◆ What you should do
Lines that contain the string "document" are to be copied; leave out all others.

◆ Records to use
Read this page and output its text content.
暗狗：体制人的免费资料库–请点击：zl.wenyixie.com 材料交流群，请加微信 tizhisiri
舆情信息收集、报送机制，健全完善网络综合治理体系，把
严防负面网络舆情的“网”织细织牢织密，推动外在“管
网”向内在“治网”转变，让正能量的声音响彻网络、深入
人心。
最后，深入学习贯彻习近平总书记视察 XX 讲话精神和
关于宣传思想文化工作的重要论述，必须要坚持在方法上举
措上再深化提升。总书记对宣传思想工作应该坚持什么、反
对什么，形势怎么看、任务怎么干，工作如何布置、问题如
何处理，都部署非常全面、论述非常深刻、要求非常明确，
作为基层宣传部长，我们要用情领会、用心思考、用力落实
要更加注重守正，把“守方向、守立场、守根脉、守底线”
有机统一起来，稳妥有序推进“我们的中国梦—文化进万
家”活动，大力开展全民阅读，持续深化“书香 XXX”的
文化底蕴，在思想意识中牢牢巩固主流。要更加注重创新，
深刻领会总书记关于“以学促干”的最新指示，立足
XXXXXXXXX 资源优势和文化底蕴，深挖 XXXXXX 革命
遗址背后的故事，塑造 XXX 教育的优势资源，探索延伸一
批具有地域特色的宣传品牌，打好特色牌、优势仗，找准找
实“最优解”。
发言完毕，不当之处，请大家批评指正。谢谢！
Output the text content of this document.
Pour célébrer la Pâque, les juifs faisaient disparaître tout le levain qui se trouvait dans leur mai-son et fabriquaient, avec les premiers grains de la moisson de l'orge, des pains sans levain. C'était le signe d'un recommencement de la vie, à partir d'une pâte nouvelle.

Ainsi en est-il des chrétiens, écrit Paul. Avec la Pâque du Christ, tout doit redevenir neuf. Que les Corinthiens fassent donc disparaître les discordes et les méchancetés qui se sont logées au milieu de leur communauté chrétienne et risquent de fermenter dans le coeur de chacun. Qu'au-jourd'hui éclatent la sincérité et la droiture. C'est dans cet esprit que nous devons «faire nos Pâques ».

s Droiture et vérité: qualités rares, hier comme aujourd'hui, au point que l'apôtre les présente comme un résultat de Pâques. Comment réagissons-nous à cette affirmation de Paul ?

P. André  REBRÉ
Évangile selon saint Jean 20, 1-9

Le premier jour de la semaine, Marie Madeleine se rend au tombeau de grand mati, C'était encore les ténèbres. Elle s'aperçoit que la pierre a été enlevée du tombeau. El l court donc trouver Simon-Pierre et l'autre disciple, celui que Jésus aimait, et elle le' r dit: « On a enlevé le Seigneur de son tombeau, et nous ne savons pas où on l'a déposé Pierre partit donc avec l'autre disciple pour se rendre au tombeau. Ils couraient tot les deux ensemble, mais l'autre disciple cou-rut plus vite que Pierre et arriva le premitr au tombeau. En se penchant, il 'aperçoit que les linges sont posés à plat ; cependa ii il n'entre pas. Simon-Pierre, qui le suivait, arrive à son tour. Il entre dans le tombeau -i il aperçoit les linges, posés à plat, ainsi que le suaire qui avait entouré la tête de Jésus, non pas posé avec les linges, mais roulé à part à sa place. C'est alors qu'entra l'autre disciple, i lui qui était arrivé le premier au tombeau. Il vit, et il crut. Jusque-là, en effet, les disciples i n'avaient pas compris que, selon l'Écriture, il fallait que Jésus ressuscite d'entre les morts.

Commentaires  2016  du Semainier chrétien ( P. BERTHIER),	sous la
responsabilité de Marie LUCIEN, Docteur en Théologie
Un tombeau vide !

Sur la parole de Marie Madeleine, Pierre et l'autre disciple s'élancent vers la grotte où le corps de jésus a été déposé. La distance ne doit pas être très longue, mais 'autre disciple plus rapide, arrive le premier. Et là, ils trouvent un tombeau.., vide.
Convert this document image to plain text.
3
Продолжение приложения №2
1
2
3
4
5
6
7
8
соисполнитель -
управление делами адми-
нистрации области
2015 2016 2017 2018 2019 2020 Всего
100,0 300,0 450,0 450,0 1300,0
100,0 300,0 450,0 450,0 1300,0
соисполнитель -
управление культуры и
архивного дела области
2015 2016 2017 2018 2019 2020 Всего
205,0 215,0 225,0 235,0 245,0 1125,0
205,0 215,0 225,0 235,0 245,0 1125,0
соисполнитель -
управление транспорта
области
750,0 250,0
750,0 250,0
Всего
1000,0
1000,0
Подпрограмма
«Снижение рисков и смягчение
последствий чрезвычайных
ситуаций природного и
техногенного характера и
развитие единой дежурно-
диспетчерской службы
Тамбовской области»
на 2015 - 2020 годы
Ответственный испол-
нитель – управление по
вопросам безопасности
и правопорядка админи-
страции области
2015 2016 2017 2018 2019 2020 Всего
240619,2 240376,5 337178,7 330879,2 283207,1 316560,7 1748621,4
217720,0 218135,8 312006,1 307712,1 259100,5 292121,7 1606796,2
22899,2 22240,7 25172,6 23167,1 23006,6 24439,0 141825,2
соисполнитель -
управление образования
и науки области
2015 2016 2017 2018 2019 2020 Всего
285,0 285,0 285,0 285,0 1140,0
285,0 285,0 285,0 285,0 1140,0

◆ Full response
Output the text content of this document.
Convert this document image to plain text.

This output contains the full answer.